**Prompt**
Return every line of the entries below unchanged, character for character.

######

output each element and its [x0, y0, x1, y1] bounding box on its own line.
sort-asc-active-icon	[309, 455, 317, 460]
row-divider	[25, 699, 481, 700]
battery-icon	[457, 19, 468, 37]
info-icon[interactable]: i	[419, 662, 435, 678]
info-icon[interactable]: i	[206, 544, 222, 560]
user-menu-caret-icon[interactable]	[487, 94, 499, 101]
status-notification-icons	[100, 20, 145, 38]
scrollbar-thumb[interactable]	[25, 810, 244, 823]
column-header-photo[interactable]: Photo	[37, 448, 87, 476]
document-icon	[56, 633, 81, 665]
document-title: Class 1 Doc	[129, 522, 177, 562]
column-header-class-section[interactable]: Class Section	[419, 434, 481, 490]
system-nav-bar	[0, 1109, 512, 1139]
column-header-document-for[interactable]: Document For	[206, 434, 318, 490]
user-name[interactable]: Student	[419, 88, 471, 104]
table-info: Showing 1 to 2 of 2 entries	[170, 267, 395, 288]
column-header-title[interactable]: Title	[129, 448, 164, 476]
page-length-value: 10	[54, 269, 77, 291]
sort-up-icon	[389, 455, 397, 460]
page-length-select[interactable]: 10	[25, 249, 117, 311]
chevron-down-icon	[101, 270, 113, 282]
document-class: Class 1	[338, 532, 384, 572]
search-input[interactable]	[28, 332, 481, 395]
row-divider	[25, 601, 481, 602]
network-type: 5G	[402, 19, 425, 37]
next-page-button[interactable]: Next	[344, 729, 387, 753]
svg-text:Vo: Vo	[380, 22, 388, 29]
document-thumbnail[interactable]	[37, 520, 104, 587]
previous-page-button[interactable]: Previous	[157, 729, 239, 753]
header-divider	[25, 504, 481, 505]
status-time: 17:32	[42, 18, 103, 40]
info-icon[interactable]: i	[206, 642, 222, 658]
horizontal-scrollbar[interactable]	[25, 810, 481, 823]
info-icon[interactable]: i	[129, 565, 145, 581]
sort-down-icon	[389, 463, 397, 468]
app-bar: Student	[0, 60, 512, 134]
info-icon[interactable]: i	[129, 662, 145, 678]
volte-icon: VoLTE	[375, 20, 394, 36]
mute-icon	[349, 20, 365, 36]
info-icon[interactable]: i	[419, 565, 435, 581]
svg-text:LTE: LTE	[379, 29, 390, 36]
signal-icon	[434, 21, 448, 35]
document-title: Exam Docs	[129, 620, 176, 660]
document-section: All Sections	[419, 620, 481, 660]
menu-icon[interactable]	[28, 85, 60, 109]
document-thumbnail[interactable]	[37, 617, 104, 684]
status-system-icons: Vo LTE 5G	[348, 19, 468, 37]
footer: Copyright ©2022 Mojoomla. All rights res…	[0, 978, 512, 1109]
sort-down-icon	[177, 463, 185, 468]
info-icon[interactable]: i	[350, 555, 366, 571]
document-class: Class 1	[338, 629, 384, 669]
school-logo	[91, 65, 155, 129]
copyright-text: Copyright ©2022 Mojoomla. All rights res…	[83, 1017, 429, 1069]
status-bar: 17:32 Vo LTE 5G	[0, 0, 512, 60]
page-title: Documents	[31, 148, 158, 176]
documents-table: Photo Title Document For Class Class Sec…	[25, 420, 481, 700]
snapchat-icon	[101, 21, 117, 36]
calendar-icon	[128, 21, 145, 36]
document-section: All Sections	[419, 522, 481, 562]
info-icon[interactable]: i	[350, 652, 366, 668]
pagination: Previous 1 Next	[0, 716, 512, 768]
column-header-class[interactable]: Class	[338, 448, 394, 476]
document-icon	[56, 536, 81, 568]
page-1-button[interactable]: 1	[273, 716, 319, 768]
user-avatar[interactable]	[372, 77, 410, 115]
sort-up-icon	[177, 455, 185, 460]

######

**Answer to the task**
output each element and its [x0, y0, x1, y1] bounding box on its own line.
sort-asc-active-icon	[309, 455, 317, 460]
row-divider	[25, 699, 481, 700]
battery-icon	[457, 19, 468, 37]
info-icon[interactable]: i	[419, 662, 435, 678]
info-icon[interactable]: i	[206, 544, 222, 560]
user-menu-caret-icon[interactable]	[487, 94, 499, 101]
status-notification-icons	[100, 20, 145, 38]
scrollbar-thumb[interactable]	[25, 810, 244, 823]
column-header-photo[interactable]: Photo	[37, 448, 87, 476]
document-icon	[56, 633, 81, 665]
document-title: Class 1 Doc	[129, 522, 177, 562]
column-header-class-section[interactable]: Class Section	[419, 434, 481, 490]
system-nav-bar	[0, 1109, 512, 1139]
column-header-document-for[interactable]: Document For	[206, 434, 318, 490]
user-name[interactable]: Student	[419, 88, 471, 104]
table-info: Showing 1 to 2 of 2 entries	[170, 267, 395, 288]
column-header-title[interactable]: Title	[129, 448, 164, 476]
page-length-value: 10	[54, 269, 77, 291]
sort-up-icon	[389, 455, 397, 460]
page-length-select[interactable]: 10	[25, 249, 117, 311]
chevron-down-icon	[101, 270, 113, 282]
document-class: Class 1	[338, 532, 384, 572]
search-input[interactable]	[28, 332, 481, 395]
row-divider	[25, 601, 481, 602]
network-type: 5G	[402, 19, 425, 37]
next-page-button[interactable]: Next	[344, 729, 387, 753]
svg-text:Vo: Vo	[380, 22, 388, 29]
document-thumbnail[interactable]	[37, 520, 104, 587]
previous-page-button[interactable]: Previous	[157, 729, 239, 753]
header-divider	[25, 504, 481, 505]
status-time: 17:32	[42, 18, 103, 40]
info-icon[interactable]: i	[206, 642, 222, 658]
horizontal-scrollbar[interactable]	[25, 810, 481, 823]
info-icon[interactable]: i	[129, 565, 145, 581]
sort-down-icon	[389, 463, 397, 468]
app-bar: Student	[0, 60, 512, 134]
info-icon[interactable]: i	[129, 662, 145, 678]
volte-icon: VoLTE	[375, 20, 394, 36]
mute-icon	[349, 20, 365, 36]
info-icon[interactable]: i	[419, 565, 435, 581]
svg-text:LTE: LTE	[379, 29, 390, 36]
signal-icon	[434, 21, 448, 35]
document-title: Exam Docs	[129, 620, 176, 660]
document-section: All Sections	[419, 620, 481, 660]
menu-icon[interactable]	[28, 85, 60, 109]
document-thumbnail[interactable]	[37, 617, 104, 684]
status-system-icons: Vo LTE 5G	[348, 19, 468, 37]
footer: Copyright ©2022 Mojoomla. All rights res…	[0, 978, 512, 1109]
sort-down-icon	[177, 463, 185, 468]
info-icon[interactable]: i	[350, 555, 366, 571]
document-class: Class 1	[338, 629, 384, 669]
school-logo	[91, 65, 155, 129]
copyright-text: Copyright ©2022 Mojoomla. All rights res…	[83, 1017, 429, 1069]
status-bar: 17:32 Vo LTE 5G	[0, 0, 512, 60]
page-title: Documents	[31, 148, 158, 176]
documents-table: Photo Title Document For Class Class Sec…	[25, 420, 481, 700]
snapchat-icon	[101, 21, 117, 36]
calendar-icon	[128, 21, 145, 36]
document-section: All Sections	[419, 522, 481, 562]
info-icon[interactable]: i	[350, 652, 366, 668]
pagination: Previous 1 Next	[0, 716, 512, 768]
column-header-class[interactable]: Class	[338, 448, 394, 476]
document-icon	[56, 536, 81, 568]
page-1-button[interactable]: 1	[273, 716, 319, 768]
user-avatar[interactable]	[372, 77, 410, 115]
sort-up-icon	[177, 455, 185, 460]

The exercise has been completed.